Objective:
Leave out the pictures and restate the rest of the data exactly.

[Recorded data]
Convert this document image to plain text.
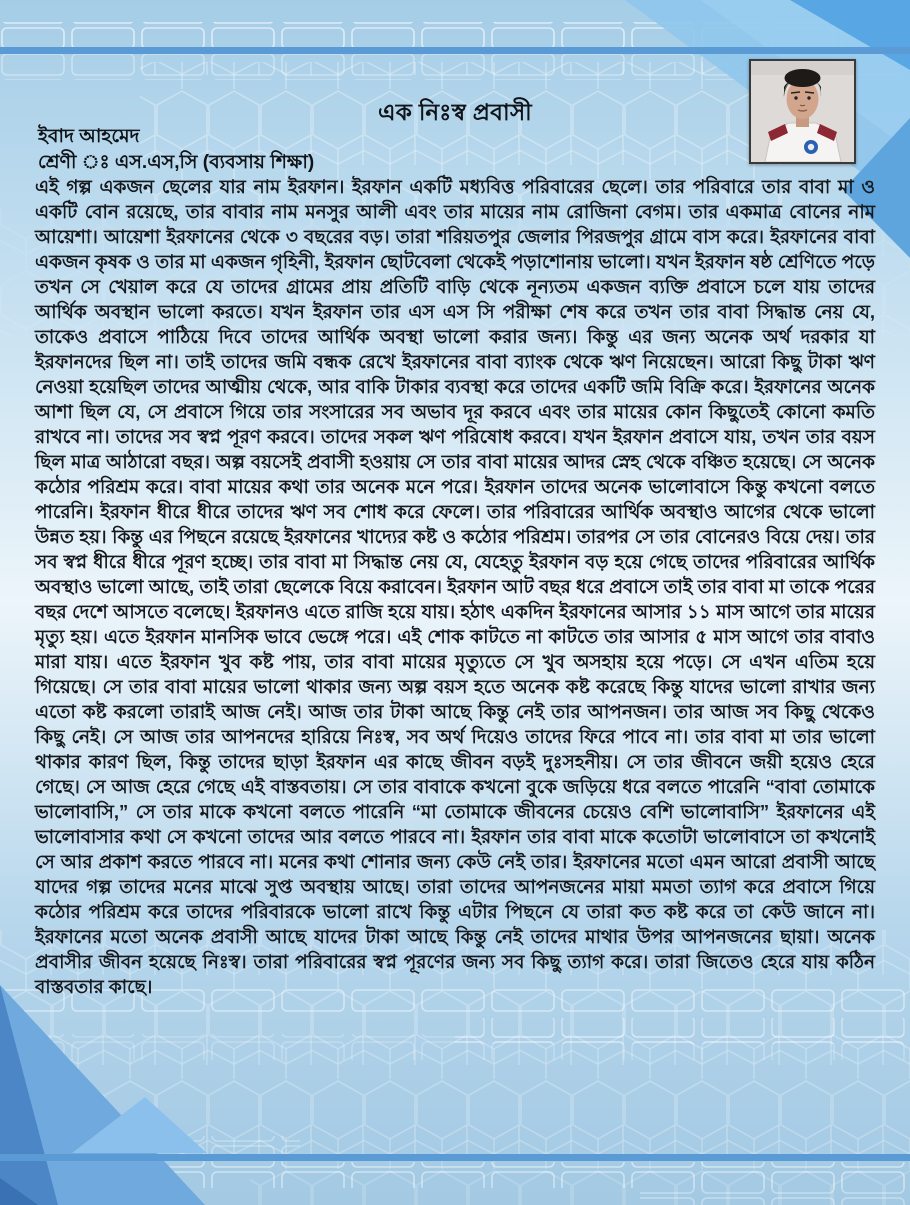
এক নিঃস্ব প্রবাসী
ইবাদ আহমেদ
শ্রেণী ঃ এস.এস,সি (ব্যবসায় শিক্ষা)

এই গল্প একজন ছেলের যার নাম ইরফান। ইরফান একটি মধ্যবিত্ত পরিবারের ছেলে। তার পরিবারে তার বাবা মা ও একটি বোন রয়েছে, তার বাবার নাম মনসুর আলী এবং তার মায়ের নাম রোজিনা বেগম। তার একমাত্র বোনের নাম আয়েশা। আয়েশা ইরফানের থেকে ৩ বছরের বড়। তারা শরিয়তপুর জেলার পিরজপুর গ্রামে বাস করে। ইরফানের বাবা একজন কৃষক ও তার মা একজন গৃহিনী, ইরফান ছোটবেলা থেকেই পড়াশোনায় ভালো। যখন ইরফান ষষ্ঠ শ্রেণিতে পড়ে তখন সে খেয়াল করে যে তাদের গ্রামের প্রায় প্রতিটি বাড়ি থেকে নূন্যতম একজন ব্যক্তি প্রবাসে চলে যায় তাদের আর্থিক অবস্থান ভালো করতে। যখন ইরফান তার এস এস সি পরীক্ষা শেষ করে তখন তার বাবা সিদ্ধান্ত নেয় যে, তাকেও প্রবাসে পাঠিয়ে দিবে তাদের আর্থিক অবস্থা ভালো করার জন্য। কিন্তু এর জন্য অনেক অর্থ দরকার যা ইরফানদের ছিল না। তাই তাদের জমি বন্ধক রেখে ইরফানের বাবা ব্যাংক থেকে ঋণ নিয়েছেন। আরো কিছু টাকা ঋণ নেওয়া হয়েছিল তাদের আত্মীয় থেকে, আর বাকি টাকার ব্যবস্থা করে তাদের একটি জমি বিক্রি করে। ইরফানের অনেক আশা ছিল যে, সে প্রবাসে গিয়ে তার সংসারের সব অভাব দূর করবে এবং তার মায়ের কোন কিছুতেই কোনো কমতি রাখবে না। তাদের সব স্বপ্ন পূরণ করবে। তাদের সকল ঋণ পরিষোধ করবে। যখন ইরফান প্রবাসে যায়, তখন তার বয়স ছিল মাত্র আঠারো বছর। অল্প বয়সেই প্রবাসী হওয়ায় সে তার বাবা মায়ের আদর স্নেহ থেকে বঞ্চিত হয়েছে। সে অনেক কঠোর পরিশ্রম করে। বাবা মায়ের কথা তার অনেক মনে পরে। ইরফান তাদের অনেক ভালোবাসে কিন্তু কখনো বলতে পারেনি। ইরফান ধীরে ধীরে তাদের ঋণ সব শোধ করে ফেলে। তার পরিবারের আর্থিক অবস্থাও আগের থেকে ভালো উন্নত হয়। কিন্তু এর পিছনে রয়েছে ইরফানের খাদ্যের কষ্ট ও কঠোর পরিশ্রম। তারপর সে তার বোনেরও বিয়ে দেয়। তার সব স্বপ্ন ধীরে ধীরে পূরণ হচ্ছে। তার বাবা মা সিদ্ধান্ত নেয় যে, যেহেতু ইরফান বড় হয়ে গেছে তাদের পরিবারের আর্থিক অবস্থাও ভালো আছে, তাই তারা ছেলেকে বিয়ে করাবেন। ইরফান আট বছর ধরে প্রবাসে তাই তার বাবা মা তাকে পরের বছর দেশে আসতে বলেছে। ইরফানও এতে রাজি হয়ে যায়। হঠাৎ একদিন ইরফানের আসার ১১ মাস আগে তার মায়ের মৃত্যু হয়। এতে ইরফান মানসিক ভাবে ভেঙ্গে পরে। এই শোক কাটতে না কাটতে তার আসার ৫ মাস আগে তার বাবাও মারা যায়। এতে ইরফান খুব কষ্ট পায়, তার বাবা মায়ের মৃত্যুতে সে খুব অসহায় হয়ে পড়ে। সে এখন এতিম হয়ে গিয়েছে। সে তার বাবা মায়ের ভালো থাকার জন্য অল্প বয়স হতে অনেক কষ্ট করেছে কিন্তু যাদের ভালো রাখার জন্য এতো কষ্ট করলো তারাই আজ নেই। আজ তার টাকা আছে কিন্তু নেই তার আপনজন। তার আজ সব কিছু থেকেও কিছু নেই। সে আজ তার আপনদের হারিয়ে নিঃস্ব, সব অর্থ দিয়েও তাদের ফিরে পাবে না। তার বাবা মা তার ভালো থাকার কারণ ছিল, কিন্তু তাদের ছাড়া ইরফান এর কাছে জীবন বড়ই দুঃসহনীয়। সে তার জীবনে জয়ী হয়েও হেরে গেছে। সে আজ হেরে গেছে এই বাস্তবতায়। সে তার বাবাকে কখনো বুকে জড়িয়ে ধরে বলতে পারেনি “বাবা তোমাকে ভালোবাসি,” সে তার মাকে কখনো বলতে পারেনি “মা তোমাকে জীবনের চেয়েও বেশি ভালোবাসি” ইরফানের এই ভালোবাসার কথা সে কখনো তাদের আর বলতে পারবে না। ইরফান তার বাবা মাকে কতোটা ভালোবাসে তা কখনোই সে আর প্রকাশ করতে পারবে না। মনের কথা শোনার জন্য কেউ নেই তার। ইরফানের মতো এমন আরো প্রবাসী আছে যাদের গল্প তাদের মনের মাঝে সুপ্ত অবস্থায় আছে। তারা তাদের আপনজনের মায়া মমতা ত্যাগ করে প্রবাসে গিয়ে কঠোর পরিশ্রম করে তাদের পরিবারকে ভালো রাখে কিন্তু এটার পিছনে যে তারা কত কষ্ট করে তা কেউ জানে না। ইরফানের মতো অনেক প্রবাসী আছে যাদের টাকা আছে কিন্তু নেই তাদের মাথার উপর আপনজনের ছায়া। অনেক প্রবাসীর জীবন হয়েছে নিঃস্ব। তারা পরিবারের স্বপ্ন পূরণের জন্য সব কিছু ত্যাগ করে। তারা জিতেও হেরে যায় কঠিন বাস্তবতার কাছে।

Solution for this task:
Convert this document image to plain text.
এক নিঃস্ব প্রবাসী
ইবাদ আহমেদ
শ্রেণী ঃ এস.এস,সি (ব্যবসায় শিক্ষা)

এই গল্প একজন ছেলের যার নাম ইরফান। ইরফান একটি মধ্যবিত্ত পরিবারের ছেলে। তার পরিবারে তার বাবা মা ও একটি বোন রয়েছে, তার বাবার নাম মনসুর আলী এবং তার মায়ের নাম রোজিনা বেগম। তার একমাত্র বোনের নাম আয়েশা। আয়েশা ইরফানের থেকে ৩ বছরের বড়। তারা শরিয়তপুর জেলার পিরজপুর গ্রামে বাস করে। ইরফানের বাবা একজন কৃষক ও তার মা একজন গৃহিনী, ইরফান ছোটবেলা থেকেই পড়াশোনায় ভালো। যখন ইরফান ষষ্ঠ শ্রেণিতে পড়ে তখন সে খেয়াল করে যে তাদের গ্রামের প্রায় প্রতিটি বাড়ি থেকে নূন্যতম একজন ব্যক্তি প্রবাসে চলে যায় তাদের আর্থিক অবস্থান ভালো করতে। যখন ইরফান তার এস এস সি পরীক্ষা শেষ করে তখন তার বাবা সিদ্ধান্ত নেয় যে, তাকেও প্রবাসে পাঠিয়ে দিবে তাদের আর্থিক অবস্থা ভালো করার জন্য। কিন্তু এর জন্য অনেক অর্থ দরকার যা ইরফানদের ছিল না। তাই তাদের জমি বন্ধক রেখে ইরফানের বাবা ব্যাংক থেকে ঋণ নিয়েছেন। আরো কিছু টাকা ঋণ নেওয়া হয়েছিল তাদের আত্মীয় থেকে, আর বাকি টাকার ব্যবস্থা করে তাদের একটি জমি বিক্রি করে। ইরফানের অনেক আশা ছিল যে, সে প্রবাসে গিয়ে তার সংসারের সব অভাব দূর করবে এবং তার মায়ের কোন কিছুতেই কোনো কমতি রাখবে না। তাদের সব স্বপ্ন পূরণ করবে। তাদের সকল ঋণ পরিষোধ করবে। যখন ইরফান প্রবাসে যায়, তখন তার বয়স ছিল মাত্র আঠারো বছর। অল্প বয়সেই প্রবাসী হওয়ায় সে তার বাবা মায়ের আদর স্নেহ থেকে বঞ্চিত হয়েছে। সে অনেক কঠোর পরিশ্রম করে। বাবা মায়ের কথা তার অনেক মনে পরে। ইরফান তাদের অনেক ভালোবাসে কিন্তু কখনো বলতে পারেনি। ইরফান ধীরে ধীরে তাদের ঋণ সব শোধ করে ফেলে। তার পরিবারের আর্থিক অবস্থাও আগের থেকে ভালো উন্নত হয়। কিন্তু এর পিছনে রয়েছে ইরফানের খাদ্যের কষ্ট ও কঠোর পরিশ্রম। তারপর সে তার বোনেরও বিয়ে দেয়। তার সব স্বপ্ন ধীরে ধীরে পূরণ হচ্ছে। তার বাবা মা সিদ্ধান্ত নেয় যে, যেহেতু ইরফান বড় হয়ে গেছে তাদের পরিবারের আর্থিক অবস্থাও ভালো আছে, তাই তারা ছেলেকে বিয়ে করাবেন। ইরফান আট বছর ধরে প্রবাসে তাই তার বাবা মা তাকে পরের বছর দেশে আসতে বলেছে। ইরফানও এতে রাজি হয়ে যায়। হঠাৎ একদিন ইরফানের আসার ১১ মাস আগে তার মায়ের মৃত্যু হয়। এতে ইরফান মানসিক ভাবে ভেঙ্গে পরে। এই শোক কাটতে না কাটতে তার আসার ৫ মাস আগে তার বাবাও মারা যায়। এতে ইরফান খুব কষ্ট পায়, তার বাবা মায়ের মৃত্যুতে সে খুব অসহায় হয়ে পড়ে। সে এখন এতিম হয়ে গিয়েছে। সে তার বাবা মায়ের ভালো থাকার জন্য অল্প বয়স হতে অনেক কষ্ট করেছে কিন্তু যাদের ভালো রাখার জন্য এতো কষ্ট করলো তারাই আজ নেই। আজ তার টাকা আছে কিন্তু নেই তার আপনজন। তার আজ সব কিছু থেকেও কিছু নেই। সে আজ তার আপনদের হারিয়ে নিঃস্ব, সব অর্থ দিয়েও তাদের ফিরে পাবে না। তার বাবা মা তার ভালো থাকার কারণ ছিল, কিন্তু তাদের ছাড়া ইরফান এর কাছে জীবন বড়ই দুঃসহনীয়। সে তার জীবনে জয়ী হয়েও হেরে গেছে। সে আজ হেরে গেছে এই বাস্তবতায়। সে তার বাবাকে কখনো বুকে জড়িয়ে ধরে বলতে পারেনি “বাবা তোমাকে ভালোবাসি,” সে তার মাকে কখনো বলতে পারেনি “মা তোমাকে জীবনের চেয়েও বেশি ভালোবাসি” ইরফানের এই ভালোবাসার কথা সে কখনো তাদের আর বলতে পারবে না। ইরফান তার বাবা মাকে কতোটা ভালোবাসে তা কখনোই সে আর প্রকাশ করতে পারবে না। মনের কথা শোনার জন্য কেউ নেই তার। ইরফানের মতো এমন আরো প্রবাসী আছে যাদের গল্প তাদের মনের মাঝে সুপ্ত অবস্থায় আছে। তারা তাদের আপনজনের মায়া মমতা ত্যাগ করে প্রবাসে গিয়ে কঠোর পরিশ্রম করে তাদের পরিবারকে ভালো রাখে কিন্তু এটার পিছনে যে তারা কত কষ্ট করে তা কেউ জানে না। ইরফানের মতো অনেক প্রবাসী আছে যাদের টাকা আছে কিন্তু নেই তাদের মাথার উপর আপনজনের ছায়া। অনেক প্রবাসীর জীবন হয়েছে নিঃস্ব। তারা পরিবারের স্বপ্ন পূরণের জন্য সব কিছু ত্যাগ করে। তারা জিতেও হেরে যায় কঠিন বাস্তবতার কাছে।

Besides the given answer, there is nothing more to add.